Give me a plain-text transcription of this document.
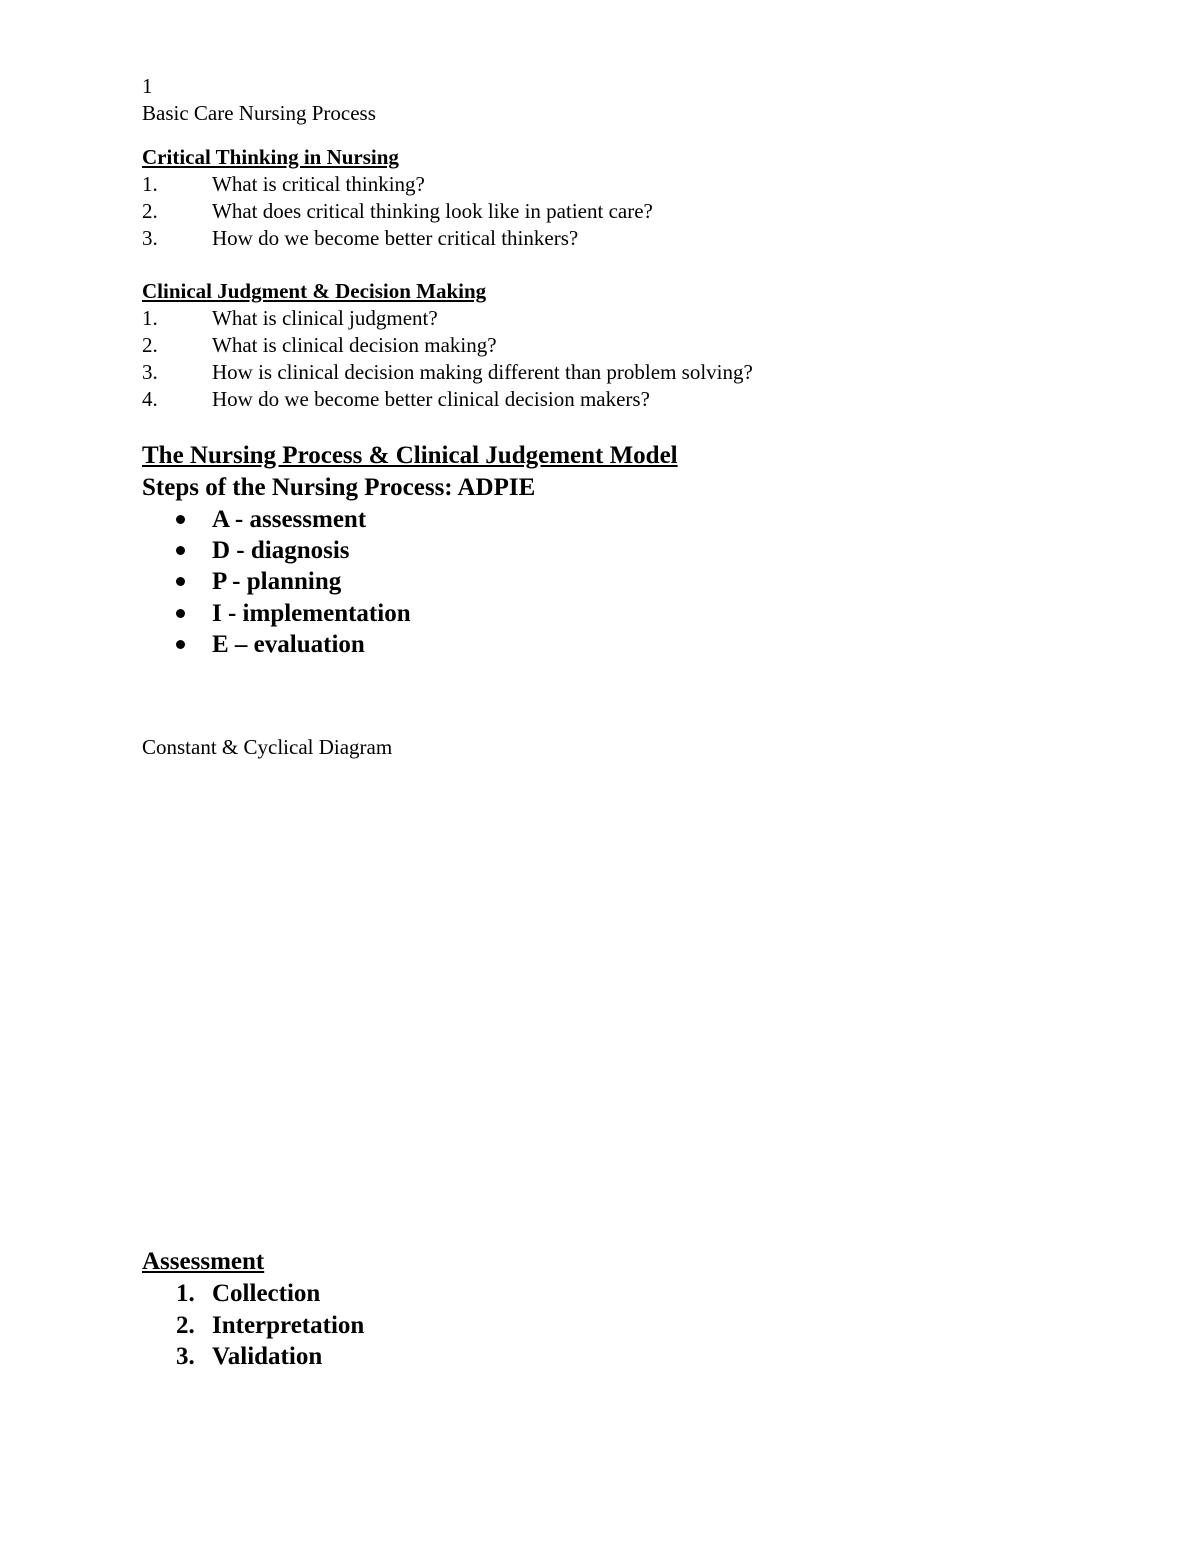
1
Basic Care Nursing Process
Critical Thinking in Nursing
1.	What is critical thinking?
2.	What does critical thinking look like in patient care?
3.	How do we become better critical thinkers?
Clinical Judgment & Decision Making
1.	What is clinical judgment?
2.	What is clinical decision making?
3.	How is clinical decision making different than problem solving?
4.	How do we become better clinical decision makers?
The Nursing Process & Clinical Judgement Model
Steps of the Nursing Process: ADPIE
A - assessment
D - diagnosis
P - planning
I - implementation
E – evaluation
Constant & Cyclical Diagram
Assessment
1. Collection
2. Interpretation
3. Validation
--------------------
- [WHAT IS NEEDED]:
Only lines that contain the word "become" are wanted; copy each of them.

- [TASK RESPONSE]:
3.	How do we become better critical thinkers?
4.	How do we become better clinical decision makers?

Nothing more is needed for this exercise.